━━━ Dataset records

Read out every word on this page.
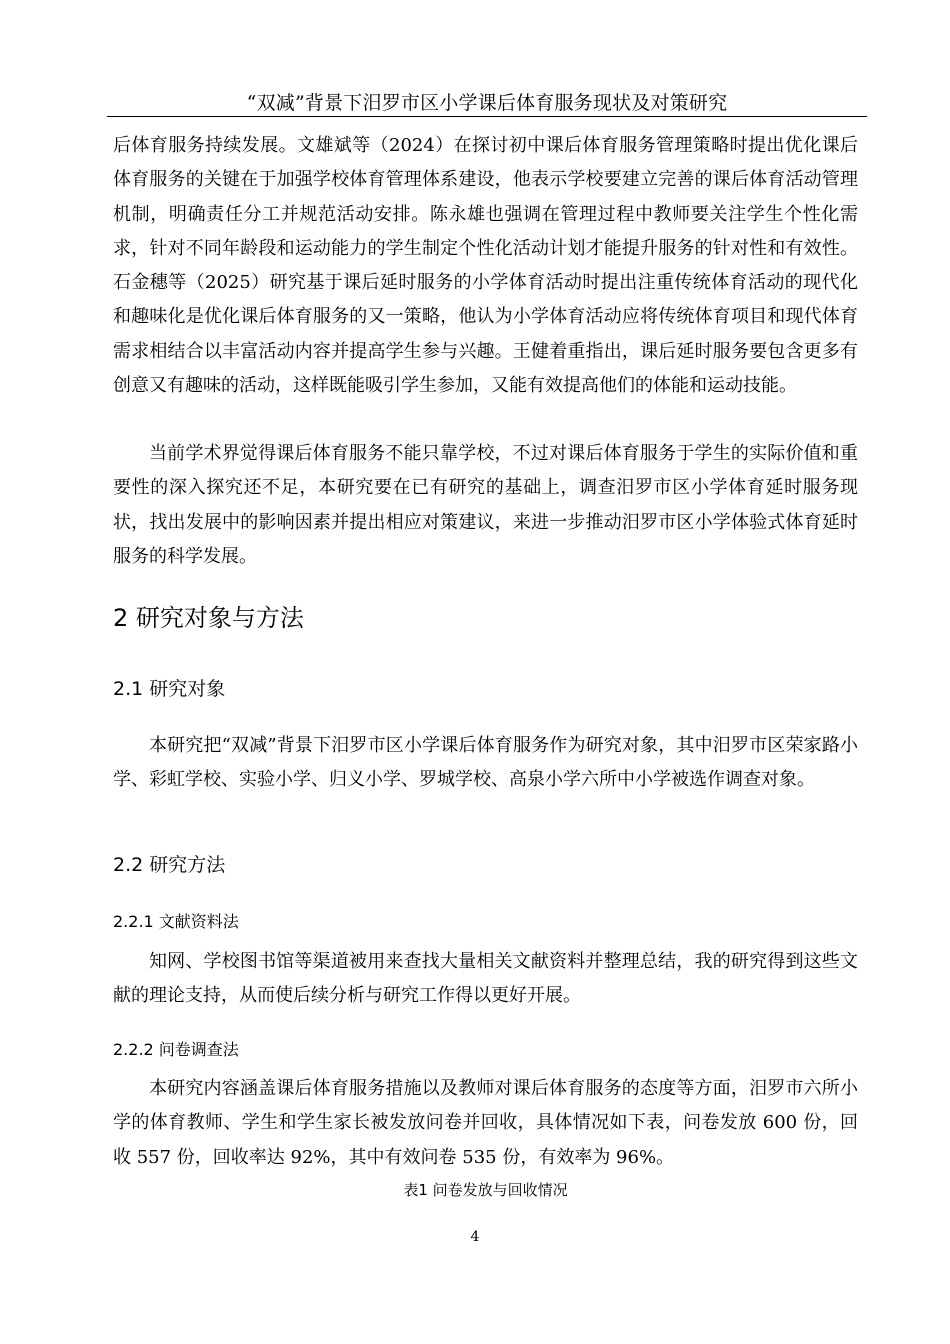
“双减”背景下汨罗市区小学课后体育服务现状及对策研究

后体育服务持续发展。文雄斌等（2024）在探讨初中课后体育服务管理策略时提出优化课后体育服务的关键在于加强学校体育管理体系建设，他表示学校要建立完善的课后体育活动管理机制，明确责任分工并规范活动安排。陈永雄也强调在管理过程中教师要关注学生个性化需求，针对不同年龄段和运动能力的学生制定个性化活动计划才能提升服务的针对性和有效性。石金穗等（2025）研究基于课后延时服务的小学体育活动时提出注重传统体育活动的现代化和趣味化是优化课后体育服务的又一策略，他认为小学体育活动应将传统体育项目和现代体育需求相结合以丰富活动内容并提高学生参与兴趣。王健着重指出，课后延时服务要包含更多有创意又有趣味的活动，这样既能吸引学生参加，又能有效提高他们的体能和运动技能。

当前学术界觉得课后体育服务不能只靠学校，不过对课后体育服务于学生的实际价值和重要性的深入探究还不足，本研究要在已有研究的基础上，调查汨罗市区小学体育延时服务现状，找出发展中的影响因素并提出相应对策建议，来进一步推动汨罗市区小学体验式体育延时服务的科学发展。

2 研究对象与方法
2.1 研究对象

本研究把“双减”背景下汨罗市区小学课后体育服务作为研究对象，其中汨罗市区荣家路小学、彩虹学校、实验小学、归义小学、罗城学校、高泉小学六所中小学被选作调查对象。

2.2 研究方法
2.2.1 文献资料法

知网、学校图书馆等渠道被用来查找大量相关文献资料并整理总结，我的研究得到这些文献的理论支持，从而使后续分析与研究工作得以更好开展。

2.2.2 问卷调查法

本研究内容涵盖课后体育服务措施以及教师对课后体育服务的态度等方面，汨罗市六所小学的体育教师、学生和学生家长被发放问卷并回收，具体情况如下表，问卷发放 600 份，回收 557 份，回收率达 92%，其中有效问卷 535 份，有效率为 96%。

表1 问卷发放与回收情况
4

━━━━━━

Omit every picture, and otherwise quote the entries exactly.

Read out every word on this page.
“双减”背景下汨罗市区小学课后体育服务现状及对策研究

后体育服务持续发展。文雄斌等（2024）在探讨初中课后体育服务管理策略时提出优化课后体育服务的关键在于加强学校体育管理体系建设，他表示学校要建立完善的课后体育活动管理机制，明确责任分工并规范活动安排。陈永雄也强调在管理过程中教师要关注学生个性化需求，针对不同年龄段和运动能力的学生制定个性化活动计划才能提升服务的针对性和有效性。石金穗等（2025）研究基于课后延时服务的小学体育活动时提出注重传统体育活动的现代化和趣味化是优化课后体育服务的又一策略，他认为小学体育活动应将传统体育项目和现代体育需求相结合以丰富活动内容并提高学生参与兴趣。王健着重指出，课后延时服务要包含更多有创意又有趣味的活动，这样既能吸引学生参加，又能有效提高他们的体能和运动技能。

当前学术界觉得课后体育服务不能只靠学校，不过对课后体育服务于学生的实际价值和重要性的深入探究还不足，本研究要在已有研究的基础上，调查汨罗市区小学体育延时服务现状，找出发展中的影响因素并提出相应对策建议，来进一步推动汨罗市区小学体验式体育延时服务的科学发展。

2 研究对象与方法
2.1 研究对象

本研究把“双减”背景下汨罗市区小学课后体育服务作为研究对象，其中汨罗市区荣家路小学、彩虹学校、实验小学、归义小学、罗城学校、高泉小学六所中小学被选作调查对象。

2.2 研究方法
2.2.1 文献资料法

知网、学校图书馆等渠道被用来查找大量相关文献资料并整理总结，我的研究得到这些文献的理论支持，从而使后续分析与研究工作得以更好开展。

2.2.2 问卷调查法

本研究内容涵盖课后体育服务措施以及教师对课后体育服务的态度等方面，汨罗市六所小学的体育教师、学生和学生家长被发放问卷并回收，具体情况如下表，问卷发放 600 份，回收 557 份，回收率达 92%，其中有效问卷 535 份，有效率为 96%。

表1 问卷发放与回收情况
4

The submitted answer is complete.